— BEGIN SUPPLIED MATERIAL —

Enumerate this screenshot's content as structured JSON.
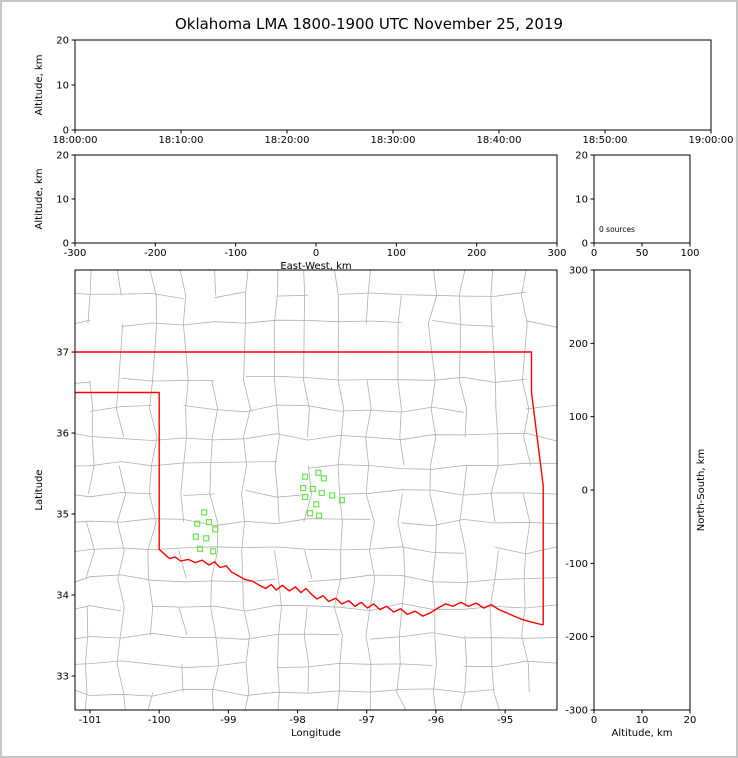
{
  "title": "Oklahoma LMA 1800-1900 UTC November 25, 2019",
  "colors": {
    "state_border": "#ff0000",
    "county_line": "#b0b0b0",
    "station": "#6ce34f",
    "axis": "#000000",
    "background": "#ffffff",
    "frame": "#c6c6c6"
  },
  "chart_data": [
    {
      "id": "time_height",
      "type": "scatter",
      "xlabel": "",
      "ylabel": "Altitude, km",
      "xlim": [
        0,
        6
      ],
      "xticks": {
        "pos": [
          0,
          1,
          2,
          3,
          4,
          5,
          6
        ],
        "labels": [
          "18:00:00",
          "18:10:00",
          "18:20:00",
          "18:30:00",
          "18:40:00",
          "18:50:00",
          "19:00:00"
        ]
      },
      "ylim": [
        0,
        20
      ],
      "yticks": {
        "pos": [
          0,
          10,
          20
        ],
        "labels": [
          "0",
          "10",
          "20"
        ]
      },
      "points": []
    },
    {
      "id": "east_west",
      "type": "scatter",
      "xlabel": "East-West, km",
      "ylabel": "Altitude, km",
      "xlim": [
        -300,
        300
      ],
      "xticks": {
        "pos": [
          -300,
          -200,
          -100,
          0,
          100,
          200,
          300
        ],
        "labels": [
          "-300",
          "-200",
          "-100",
          "0",
          "100",
          "200",
          "300"
        ]
      },
      "ylim": [
        0,
        20
      ],
      "yticks": {
        "pos": [
          0,
          10,
          20
        ],
        "labels": [
          "0",
          "10",
          "20"
        ]
      },
      "points": []
    },
    {
      "id": "src_histogram",
      "type": "line",
      "xlabel": "",
      "annotation": "0 sources",
      "xlim": [
        0,
        100
      ],
      "xticks": {
        "pos": [
          0,
          50,
          100
        ],
        "labels": [
          "0",
          "50",
          "100"
        ]
      },
      "ylim": [
        0,
        20
      ],
      "yticks": {
        "pos": [
          0,
          10,
          20
        ],
        "labels": [
          "0",
          "10",
          "20"
        ]
      },
      "points": []
    },
    {
      "id": "plan_view",
      "type": "scatter",
      "xlabel": "Longitude",
      "ylabel": "Latitude",
      "xlim": [
        -101.217,
        -94.25
      ],
      "xticks": {
        "pos": [
          -101,
          -100,
          -99,
          -98,
          -97,
          -96,
          -95
        ],
        "labels": [
          "-101",
          "-100",
          "-99",
          "-98",
          "-97",
          "-96",
          "-95"
        ]
      },
      "ylim": [
        32.58,
        38.013
      ],
      "yticks": {
        "pos": [
          33,
          34,
          35,
          36,
          37
        ],
        "labels": [
          "33",
          "34",
          "35",
          "36",
          "37"
        ]
      },
      "marker": "open-square",
      "stations": [
        [
          -99.35,
          35.02
        ],
        [
          -99.45,
          34.88
        ],
        [
          -99.28,
          34.9
        ],
        [
          -99.19,
          34.81
        ],
        [
          -99.47,
          34.72
        ],
        [
          -99.32,
          34.7
        ],
        [
          -99.41,
          34.57
        ],
        [
          -99.22,
          34.54
        ],
        [
          -97.89,
          35.46
        ],
        [
          -97.7,
          35.51
        ],
        [
          -97.92,
          35.32
        ],
        [
          -97.78,
          35.31
        ],
        [
          -97.62,
          35.44
        ],
        [
          -97.65,
          35.26
        ],
        [
          -97.89,
          35.21
        ],
        [
          -97.73,
          35.12
        ],
        [
          -97.5,
          35.23
        ],
        [
          -97.36,
          35.17
        ],
        [
          -97.82,
          35.01
        ],
        [
          -97.69,
          34.98
        ]
      ]
    },
    {
      "id": "north_south",
      "type": "scatter",
      "xlabel": "Altitude, km",
      "ylabel": "North-South, km",
      "ylabel_side": "right",
      "xlim": [
        0,
        20
      ],
      "xticks": {
        "pos": [
          0,
          10,
          20
        ],
        "labels": [
          "0",
          "10",
          "20"
        ]
      },
      "ylim": [
        -300,
        300
      ],
      "yticks": {
        "pos": [
          -300,
          -200,
          -100,
          0,
          100,
          200,
          300
        ],
        "labels": [
          "-300",
          "-200",
          "-100",
          "0",
          "100",
          "200",
          "300"
        ]
      },
      "points": []
    }
  ],
  "map": {
    "state_boundary": [
      [
        [
          -101.25,
          37.0
        ],
        [
          -94.618,
          37.0
        ],
        [
          -94.618,
          36.5
        ],
        [
          -94.45,
          35.35
        ],
        [
          -94.45,
          33.63
        ]
      ],
      [
        [
          -101.25,
          36.5
        ],
        [
          -100.0,
          36.5
        ],
        [
          -100.0,
          34.563
        ],
        [
          -99.93,
          34.51
        ],
        [
          -99.85,
          34.45
        ],
        [
          -99.77,
          34.47
        ],
        [
          -99.69,
          34.42
        ],
        [
          -99.58,
          34.44
        ],
        [
          -99.48,
          34.4
        ],
        [
          -99.38,
          34.43
        ],
        [
          -99.28,
          34.37
        ],
        [
          -99.2,
          34.41
        ],
        [
          -99.12,
          34.34
        ],
        [
          -99.03,
          34.36
        ],
        [
          -98.95,
          34.28
        ],
        [
          -98.86,
          34.24
        ],
        [
          -98.76,
          34.19
        ],
        [
          -98.65,
          34.17
        ],
        [
          -98.55,
          34.12
        ],
        [
          -98.46,
          34.08
        ],
        [
          -98.38,
          34.13
        ],
        [
          -98.31,
          34.06
        ],
        [
          -98.22,
          34.12
        ],
        [
          -98.12,
          34.05
        ],
        [
          -98.03,
          34.1
        ],
        [
          -97.95,
          34.03
        ],
        [
          -97.88,
          34.08
        ],
        [
          -97.8,
          34.01
        ],
        [
          -97.72,
          33.95
        ],
        [
          -97.63,
          33.99
        ],
        [
          -97.55,
          33.92
        ],
        [
          -97.45,
          33.96
        ],
        [
          -97.36,
          33.89
        ],
        [
          -97.26,
          33.93
        ],
        [
          -97.17,
          33.86
        ],
        [
          -97.08,
          33.91
        ],
        [
          -96.99,
          33.84
        ],
        [
          -96.9,
          33.89
        ],
        [
          -96.81,
          33.82
        ],
        [
          -96.71,
          33.86
        ],
        [
          -96.61,
          33.79
        ],
        [
          -96.51,
          33.83
        ],
        [
          -96.41,
          33.76
        ],
        [
          -96.3,
          33.8
        ],
        [
          -96.19,
          33.74
        ],
        [
          -96.08,
          33.78
        ],
        [
          -95.97,
          33.84
        ],
        [
          -95.86,
          33.89
        ],
        [
          -95.75,
          33.86
        ],
        [
          -95.64,
          33.91
        ],
        [
          -95.53,
          33.86
        ],
        [
          -95.42,
          33.9
        ],
        [
          -95.31,
          33.84
        ],
        [
          -95.2,
          33.88
        ],
        [
          -95.09,
          33.82
        ],
        [
          -94.98,
          33.78
        ],
        [
          -94.87,
          33.74
        ],
        [
          -94.76,
          33.7
        ],
        [
          -94.64,
          33.67
        ],
        [
          -94.45,
          33.63
        ]
      ]
    ],
    "county_grid": {
      "lons": [
        -101.0,
        -100.55,
        -100.1,
        -99.65,
        -99.2,
        -98.75,
        -98.3,
        -97.85,
        -97.4,
        -96.95,
        -96.5,
        -96.05,
        -95.6,
        -95.15,
        -94.7
      ],
      "lats": [
        32.8,
        33.15,
        33.5,
        33.85,
        34.2,
        34.55,
        34.9,
        35.25,
        35.6,
        35.95,
        36.3,
        36.65,
        37.35,
        37.7
      ]
    }
  }
}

— END SUPPLIED MATERIAL —

# TASK STATEMENT:
Every line of the data should be copied as it stands, without the images.

# EXERCISE SOLUTION:
Enumerate this screenshot's content as structured JSON.
{
  "title": "Oklahoma LMA 1800-1900 UTC November 25, 2019",
  "colors": {
    "state_border": "#ff0000",
    "county_line": "#b0b0b0",
    "station": "#6ce34f",
    "axis": "#000000",
    "background": "#ffffff",
    "frame": "#c6c6c6"
  },
  "chart_data": [
    {
      "id": "time_height",
      "type": "scatter",
      "xlabel": "",
      "ylabel": "Altitude, km",
      "xlim": [
        0,
        6
      ],
      "xticks": {
        "pos": [
          0,
          1,
          2,
          3,
          4,
          5,
          6
        ],
        "labels": [
          "18:00:00",
          "18:10:00",
          "18:20:00",
          "18:30:00",
          "18:40:00",
          "18:50:00",
          "19:00:00"
        ]
      },
      "ylim": [
        0,
        20
      ],
      "yticks": {
        "pos": [
          0,
          10,
          20
        ],
        "labels": [
          "0",
          "10",
          "20"
        ]
      },
      "points": []
    },
    {
      "id": "east_west",
      "type": "scatter",
      "xlabel": "East-West, km",
      "ylabel": "Altitude, km",
      "xlim": [
        -300,
        300
      ],
      "xticks": {
        "pos": [
          -300,
          -200,
          -100,
          0,
          100,
          200,
          300
        ],
        "labels": [
          "-300",
          "-200",
          "-100",
          "0",
          "100",
          "200",
          "300"
        ]
      },
      "ylim": [
        0,
        20
      ],
      "yticks": {
        "pos": [
          0,
          10,
          20
        ],
        "labels": [
          "0",
          "10",
          "20"
        ]
      },
      "points": []
    },
    {
      "id": "src_histogram",
      "type": "line",
      "xlabel": "",
      "annotation": "0 sources",
      "xlim": [
        0,
        100
      ],
      "xticks": {
        "pos": [
          0,
          50,
          100
        ],
        "labels": [
          "0",
          "50",
          "100"
        ]
      },
      "ylim": [
        0,
        20
      ],
      "yticks": {
        "pos": [
          0,
          10,
          20
        ],
        "labels": [
          "0",
          "10",
          "20"
        ]
      },
      "points": []
    },
    {
      "id": "plan_view",
      "type": "scatter",
      "xlabel": "Longitude",
      "ylabel": "Latitude",
      "xlim": [
        -101.217,
        -94.25
      ],
      "xticks": {
        "pos": [
          -101,
          -100,
          -99,
          -98,
          -97,
          -96,
          -95
        ],
        "labels": [
          "-101",
          "-100",
          "-99",
          "-98",
          "-97",
          "-96",
          "-95"
        ]
      },
      "ylim": [
        32.58,
        38.013
      ],
      "yticks": {
        "pos": [
          33,
          34,
          35,
          36,
          37
        ],
        "labels": [
          "33",
          "34",
          "35",
          "36",
          "37"
        ]
      },
      "marker": "open-square",
      "stations": [
        [
          -99.35,
          35.02
        ],
        [
          -99.45,
          34.88
        ],
        [
          -99.28,
          34.9
        ],
        [
          -99.19,
          34.81
        ],
        [
          -99.47,
          34.72
        ],
        [
          -99.32,
          34.7
        ],
        [
          -99.41,
          34.57
        ],
        [
          -99.22,
          34.54
        ],
        [
          -97.89,
          35.46
        ],
        [
          -97.7,
          35.51
        ],
        [
          -97.92,
          35.32
        ],
        [
          -97.78,
          35.31
        ],
        [
          -97.62,
          35.44
        ],
        [
          -97.65,
          35.26
        ],
        [
          -97.89,
          35.21
        ],
        [
          -97.73,
          35.12
        ],
        [
          -97.5,
          35.23
        ],
        [
          -97.36,
          35.17
        ],
        [
          -97.82,
          35.01
        ],
        [
          -97.69,
          34.98
        ]
      ]
    },
    {
      "id": "north_south",
      "type": "scatter",
      "xlabel": "Altitude, km",
      "ylabel": "North-South, km",
      "ylabel_side": "right",
      "xlim": [
        0,
        20
      ],
      "xticks": {
        "pos": [
          0,
          10,
          20
        ],
        "labels": [
          "0",
          "10",
          "20"
        ]
      },
      "ylim": [
        -300,
        300
      ],
      "yticks": {
        "pos": [
          -300,
          -200,
          -100,
          0,
          100,
          200,
          300
        ],
        "labels": [
          "-300",
          "-200",
          "-100",
          "0",
          "100",
          "200",
          "300"
        ]
      },
      "points": []
    }
  ],
  "map": {
    "state_boundary": [
      [
        [
          -101.25,
          37.0
        ],
        [
          -94.618,
          37.0
        ],
        [
          -94.618,
          36.5
        ],
        [
          -94.45,
          35.35
        ],
        [
          -94.45,
          33.63
        ]
      ],
      [
        [
          -101.25,
          36.5
        ],
        [
          -100.0,
          36.5
        ],
        [
          -100.0,
          34.563
        ],
        [
          -99.93,
          34.51
        ],
        [
          -99.85,
          34.45
        ],
        [
          -99.77,
          34.47
        ],
        [
          -99.69,
          34.42
        ],
        [
          -99.58,
          34.44
        ],
        [
          -99.48,
          34.4
        ],
        [
          -99.38,
          34.43
        ],
        [
          -99.28,
          34.37
        ],
        [
          -99.2,
          34.41
        ],
        [
          -99.12,
          34.34
        ],
        [
          -99.03,
          34.36
        ],
        [
          -98.95,
          34.28
        ],
        [
          -98.86,
          34.24
        ],
        [
          -98.76,
          34.19
        ],
        [
          -98.65,
          34.17
        ],
        [
          -98.55,
          34.12
        ],
        [
          -98.46,
          34.08
        ],
        [
          -98.38,
          34.13
        ],
        [
          -98.31,
          34.06
        ],
        [
          -98.22,
          34.12
        ],
        [
          -98.12,
          34.05
        ],
        [
          -98.03,
          34.1
        ],
        [
          -97.95,
          34.03
        ],
        [
          -97.88,
          34.08
        ],
        [
          -97.8,
          34.01
        ],
        [
          -97.72,
          33.95
        ],
        [
          -97.63,
          33.99
        ],
        [
          -97.55,
          33.92
        ],
        [
          -97.45,
          33.96
        ],
        [
          -97.36,
          33.89
        ],
        [
          -97.26,
          33.93
        ],
        [
          -97.17,
          33.86
        ],
        [
          -97.08,
          33.91
        ],
        [
          -96.99,
          33.84
        ],
        [
          -96.9,
          33.89
        ],
        [
          -96.81,
          33.82
        ],
        [
          -96.71,
          33.86
        ],
        [
          -96.61,
          33.79
        ],
        [
          -96.51,
          33.83
        ],
        [
          -96.41,
          33.76
        ],
        [
          -96.3,
          33.8
        ],
        [
          -96.19,
          33.74
        ],
        [
          -96.08,
          33.78
        ],
        [
          -95.97,
          33.84
        ],
        [
          -95.86,
          33.89
        ],
        [
          -95.75,
          33.86
        ],
        [
          -95.64,
          33.91
        ],
        [
          -95.53,
          33.86
        ],
        [
          -95.42,
          33.9
        ],
        [
          -95.31,
          33.84
        ],
        [
          -95.2,
          33.88
        ],
        [
          -95.09,
          33.82
        ],
        [
          -94.98,
          33.78
        ],
        [
          -94.87,
          33.74
        ],
        [
          -94.76,
          33.7
        ],
        [
          -94.64,
          33.67
        ],
        [
          -94.45,
          33.63
        ]
      ]
    ],
    "county_grid": {
      "lons": [
        -101.0,
        -100.55,
        -100.1,
        -99.65,
        -99.2,
        -98.75,
        -98.3,
        -97.85,
        -97.4,
        -96.95,
        -96.5,
        -96.05,
        -95.6,
        -95.15,
        -94.7
      ],
      "lats": [
        32.8,
        33.15,
        33.5,
        33.85,
        34.2,
        34.55,
        34.9,
        35.25,
        35.6,
        35.95,
        36.3,
        36.65,
        37.35,
        37.7
      ]
    }
  }
}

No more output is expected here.